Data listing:
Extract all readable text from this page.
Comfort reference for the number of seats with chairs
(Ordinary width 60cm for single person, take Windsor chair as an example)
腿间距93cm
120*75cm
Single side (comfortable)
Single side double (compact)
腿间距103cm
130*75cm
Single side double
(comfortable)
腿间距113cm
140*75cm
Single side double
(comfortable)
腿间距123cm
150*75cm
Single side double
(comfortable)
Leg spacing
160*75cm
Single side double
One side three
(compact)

Stated goal: Output the data above exactly, please, line for line.

Answer for this exercise:
Extract all readable text from this page.
Comfort reference for the number of seats with chairs
(Ordinary width 60cm for single person, take Windsor chair as an example)
腿间距93cm
120*75cm
Single side (comfortable)
Single side double (compact)
腿间距103cm
130*75cm
Single side double
(comfortable)
腿间距113cm
140*75cm
Single side double
(comfortable)
腿间距123cm
150*75cm
Single side double
(comfortable)
Leg spacing
160*75cm
Single side double
One side three
(compact)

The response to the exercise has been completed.